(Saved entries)
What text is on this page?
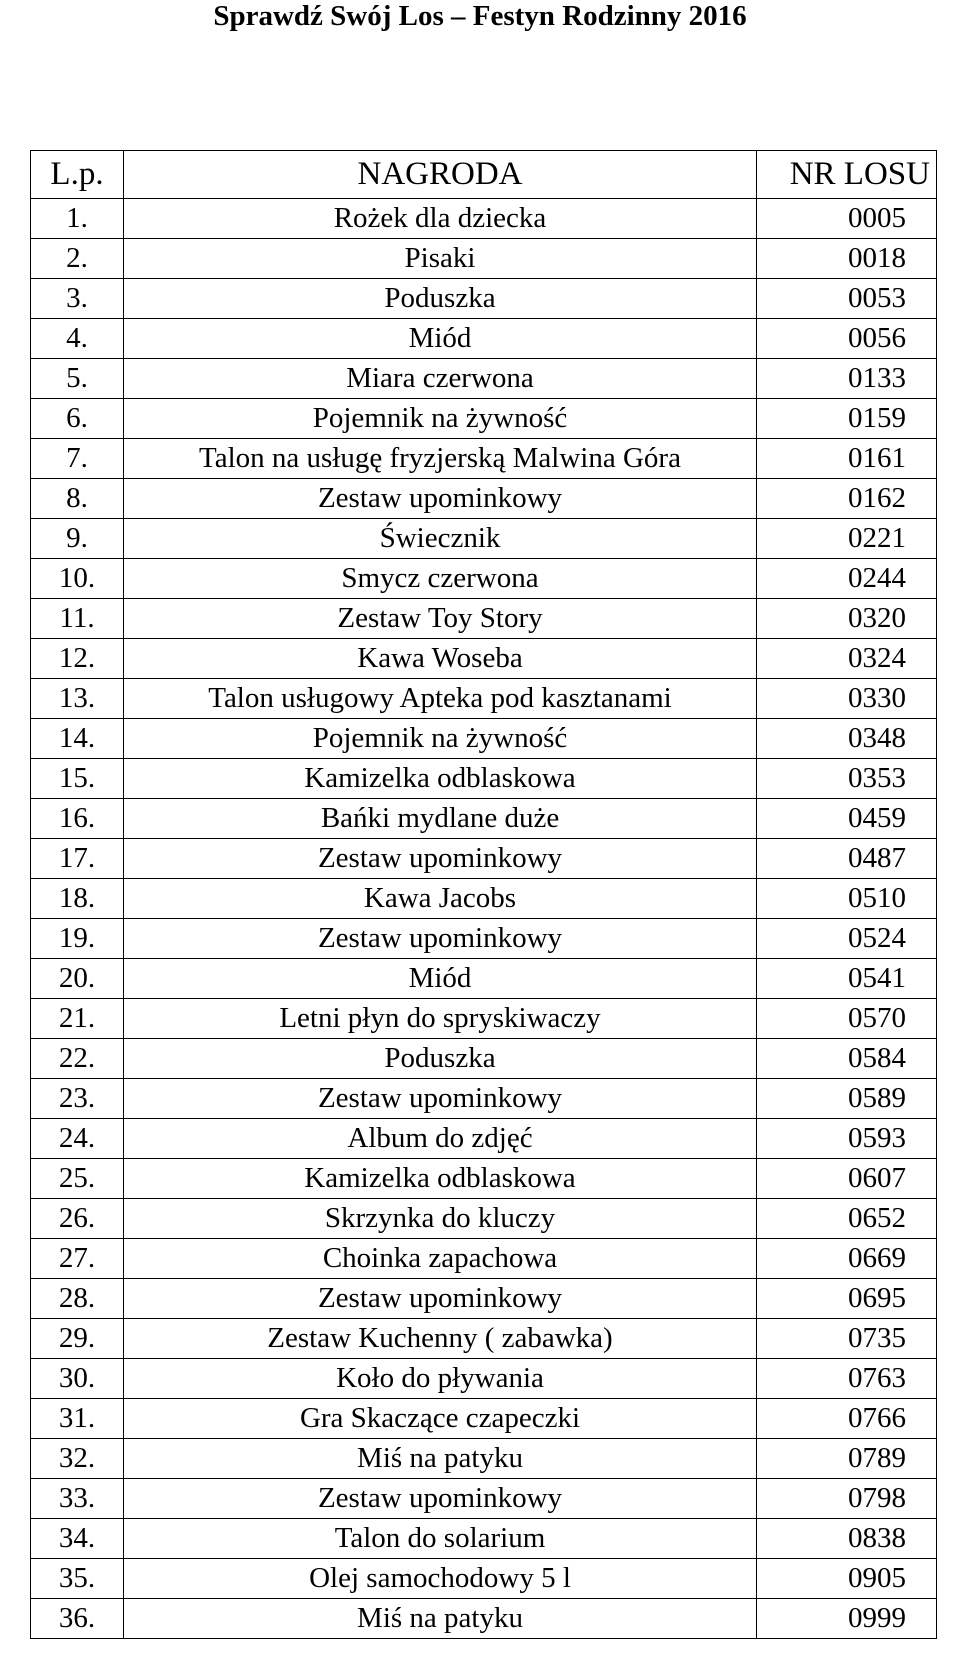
Sprawdź Swój Los – Festyn Rodzinny 2016
L.p.	NAGRODA	NR LOSU
1.	Rożek dla dziecka	0005
2.	Pisaki	0018
3.	Poduszka	0053
4.	Miód	0056
5.	Miara czerwona	0133
6.	Pojemnik na żywność	0159
7.	Talon na usługę fryzjerską Malwina Góra	0161
8.	Zestaw upominkowy	0162
9.	Świecznik	0221
10.	Smycz czerwona	0244
11.	Zestaw Toy Story	0320
12.	Kawa Woseba	0324
13.	Talon usługowy Apteka pod kasztanami	0330
14.	Pojemnik na żywność	0348
15.	Kamizelka odblaskowa	0353
16.	Bańki mydlane duże	0459
17.	Zestaw upominkowy	0487
18.	Kawa Jacobs	0510
19.	Zestaw upominkowy	0524
20.	Miód	0541
21.	Letni płyn do spryskiwaczy	0570
22.	Poduszka	0584
23.	Zestaw upominkowy	0589
24.	Album do zdjęć	0593
25.	Kamizelka odblaskowa	0607
26.	Skrzynka do kluczy	0652
27.	Choinka zapachowa	0669
28.	Zestaw upominkowy	0695
29.	Zestaw Kuchenny ( zabawka)	0735
30.	Koło do pływania	0763
31.	Gra Skaczące czapeczki	0766
32.	Miś na patyku	0789
33.	Zestaw upominkowy	0798
34.	Talon do solarium	0838
35.	Olej samochodowy 5 l	0905
36.	Miś na patyku	0999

PROBLEM
Repeat the material above in full and exactly, apart from the pictures.

THE OUTPUT
What text is on this page?
Sprawdź Swój Los – Festyn Rodzinny 2016
L.p.	NAGRODA	NR LOSU
1.	Rożek dla dziecka	0005
2.	Pisaki	0018
3.	Poduszka	0053
4.	Miód	0056
5.	Miara czerwona	0133
6.	Pojemnik na żywność	0159
7.	Talon na usługę fryzjerską Malwina Góra	0161
8.	Zestaw upominkowy	0162
9.	Świecznik	0221
10.	Smycz czerwona	0244
11.	Zestaw Toy Story	0320
12.	Kawa Woseba	0324
13.	Talon usługowy Apteka pod kasztanami	0330
14.	Pojemnik na żywność	0348
15.	Kamizelka odblaskowa	0353
16.	Bańki mydlane duże	0459
17.	Zestaw upominkowy	0487
18.	Kawa Jacobs	0510
19.	Zestaw upominkowy	0524
20.	Miód	0541
21.	Letni płyn do spryskiwaczy	0570
22.	Poduszka	0584
23.	Zestaw upominkowy	0589
24.	Album do zdjęć	0593
25.	Kamizelka odblaskowa	0607
26.	Skrzynka do kluczy	0652
27.	Choinka zapachowa	0669
28.	Zestaw upominkowy	0695
29.	Zestaw Kuchenny ( zabawka)	0735
30.	Koło do pływania	0763
31.	Gra Skaczące czapeczki	0766
32.	Miś na patyku	0789
33.	Zestaw upominkowy	0798
34.	Talon do solarium	0838
35.	Olej samochodowy 5 l	0905
36.	Miś na patyku	0999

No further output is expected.